> EXERCISE DESCRIPTION
Repeat the entire listing exactly.

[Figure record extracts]
^^^^^^^^

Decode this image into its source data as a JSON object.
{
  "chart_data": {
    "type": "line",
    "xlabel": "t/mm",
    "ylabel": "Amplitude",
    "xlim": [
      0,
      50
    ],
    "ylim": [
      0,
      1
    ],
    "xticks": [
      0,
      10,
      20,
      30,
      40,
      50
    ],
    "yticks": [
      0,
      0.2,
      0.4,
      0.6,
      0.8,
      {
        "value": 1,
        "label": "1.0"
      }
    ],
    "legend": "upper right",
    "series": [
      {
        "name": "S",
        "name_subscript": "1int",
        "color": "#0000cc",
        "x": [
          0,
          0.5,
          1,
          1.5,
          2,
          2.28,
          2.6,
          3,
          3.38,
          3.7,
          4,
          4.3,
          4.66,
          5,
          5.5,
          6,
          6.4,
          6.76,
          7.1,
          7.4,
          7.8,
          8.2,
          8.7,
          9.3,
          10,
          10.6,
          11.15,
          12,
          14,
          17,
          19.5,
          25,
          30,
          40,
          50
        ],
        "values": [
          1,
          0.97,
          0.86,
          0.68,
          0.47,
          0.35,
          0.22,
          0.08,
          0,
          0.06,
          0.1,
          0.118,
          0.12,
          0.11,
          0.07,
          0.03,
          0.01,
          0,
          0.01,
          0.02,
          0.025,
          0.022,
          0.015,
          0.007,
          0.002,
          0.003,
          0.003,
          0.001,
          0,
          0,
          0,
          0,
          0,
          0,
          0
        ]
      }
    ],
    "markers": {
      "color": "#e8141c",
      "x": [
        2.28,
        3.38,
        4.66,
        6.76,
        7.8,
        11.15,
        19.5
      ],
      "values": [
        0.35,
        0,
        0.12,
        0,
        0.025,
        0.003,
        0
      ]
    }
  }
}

^^^^^^^^

> REPLY TO THE EXERCISE
Decode this image into its source data as a JSON object.
{
  "chart_data": {
    "type": "line",
    "xlabel": "t/mm",
    "ylabel": "Amplitude",
    "xlim": [
      0,
      50
    ],
    "ylim": [
      0,
      1
    ],
    "xticks": [
      0,
      10,
      20,
      30,
      40,
      50
    ],
    "yticks": [
      0,
      0.2,
      0.4,
      0.6,
      0.8,
      {
        "value": 1,
        "label": "1.0"
      }
    ],
    "legend": "upper right",
    "series": [
      {
        "name": "S",
        "name_subscript": "1int",
        "color": "#0000cc",
        "x": [
          0,
          0.5,
          1,
          1.5,
          2,
          2.28,
          2.6,
          3,
          3.38,
          3.7,
          4,
          4.3,
          4.66,
          5,
          5.5,
          6,
          6.4,
          6.76,
          7.1,
          7.4,
          7.8,
          8.2,
          8.7,
          9.3,
          10,
          10.6,
          11.15,
          12,
          14,
          17,
          19.5,
          25,
          30,
          40,
          50
        ],
        "values": [
          1,
          0.97,
          0.86,
          0.68,
          0.47,
          0.35,
          0.22,
          0.08,
          0,
          0.06,
          0.1,
          0.118,
          0.12,
          0.11,
          0.07,
          0.03,
          0.01,
          0,
          0.01,
          0.02,
          0.025,
          0.022,
          0.015,
          0.007,
          0.002,
          0.003,
          0.003,
          0.001,
          0,
          0,
          0,
          0,
          0,
          0,
          0
        ]
      }
    ],
    "markers": {
      "color": "#e8141c",
      "x": [
        2.28,
        3.38,
        4.66,
        6.76,
        7.8,
        11.15,
        19.5
      ],
      "values": [
        0.35,
        0,
        0.12,
        0,
        0.025,
        0.003,
        0
      ]
    }
  }
}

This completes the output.